**Work to be completed:**
Images embedded in the records are excluded; print everything else exactly as given.

**Source data:**
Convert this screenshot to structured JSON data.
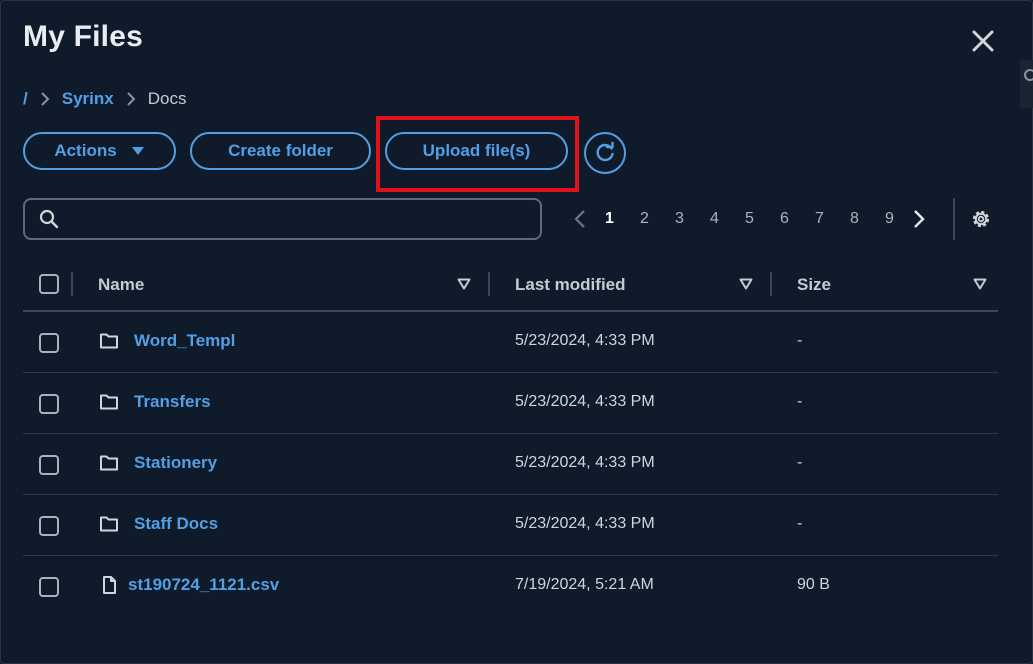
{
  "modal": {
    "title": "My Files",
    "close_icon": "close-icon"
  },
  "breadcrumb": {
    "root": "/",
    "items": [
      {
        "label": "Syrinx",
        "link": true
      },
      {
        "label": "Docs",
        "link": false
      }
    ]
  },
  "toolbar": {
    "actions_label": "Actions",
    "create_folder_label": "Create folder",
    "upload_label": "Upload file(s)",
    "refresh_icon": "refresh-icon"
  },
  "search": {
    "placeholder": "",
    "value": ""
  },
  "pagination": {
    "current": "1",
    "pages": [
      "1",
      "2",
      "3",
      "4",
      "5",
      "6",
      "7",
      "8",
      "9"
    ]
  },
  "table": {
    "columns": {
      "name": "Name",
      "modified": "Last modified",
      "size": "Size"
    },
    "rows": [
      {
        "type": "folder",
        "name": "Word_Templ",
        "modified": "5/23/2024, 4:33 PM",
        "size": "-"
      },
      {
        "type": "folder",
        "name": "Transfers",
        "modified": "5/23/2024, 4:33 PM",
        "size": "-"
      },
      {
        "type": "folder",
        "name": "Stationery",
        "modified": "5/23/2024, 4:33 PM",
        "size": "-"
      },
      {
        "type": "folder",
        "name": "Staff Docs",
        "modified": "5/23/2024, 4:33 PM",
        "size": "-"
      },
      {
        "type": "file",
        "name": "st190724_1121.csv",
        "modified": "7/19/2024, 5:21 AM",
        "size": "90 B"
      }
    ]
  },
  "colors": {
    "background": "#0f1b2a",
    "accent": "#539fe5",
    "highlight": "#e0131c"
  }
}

**Solution below:**
Convert this screenshot to structured JSON data.
{
  "modal": {
    "title": "My Files",
    "close_icon": "close-icon"
  },
  "breadcrumb": {
    "root": "/",
    "items": [
      {
        "label": "Syrinx",
        "link": true
      },
      {
        "label": "Docs",
        "link": false
      }
    ]
  },
  "toolbar": {
    "actions_label": "Actions",
    "create_folder_label": "Create folder",
    "upload_label": "Upload file(s)",
    "refresh_icon": "refresh-icon"
  },
  "search": {
    "placeholder": "",
    "value": ""
  },
  "pagination": {
    "current": "1",
    "pages": [
      "1",
      "2",
      "3",
      "4",
      "5",
      "6",
      "7",
      "8",
      "9"
    ]
  },
  "table": {
    "columns": {
      "name": "Name",
      "modified": "Last modified",
      "size": "Size"
    },
    "rows": [
      {
        "type": "folder",
        "name": "Word_Templ",
        "modified": "5/23/2024, 4:33 PM",
        "size": "-"
      },
      {
        "type": "folder",
        "name": "Transfers",
        "modified": "5/23/2024, 4:33 PM",
        "size": "-"
      },
      {
        "type": "folder",
        "name": "Stationery",
        "modified": "5/23/2024, 4:33 PM",
        "size": "-"
      },
      {
        "type": "folder",
        "name": "Staff Docs",
        "modified": "5/23/2024, 4:33 PM",
        "size": "-"
      },
      {
        "type": "file",
        "name": "st190724_1121.csv",
        "modified": "7/19/2024, 5:21 AM",
        "size": "90 B"
      }
    ]
  },
  "colors": {
    "background": "#0f1b2a",
    "accent": "#539fe5",
    "highlight": "#e0131c"
  }
}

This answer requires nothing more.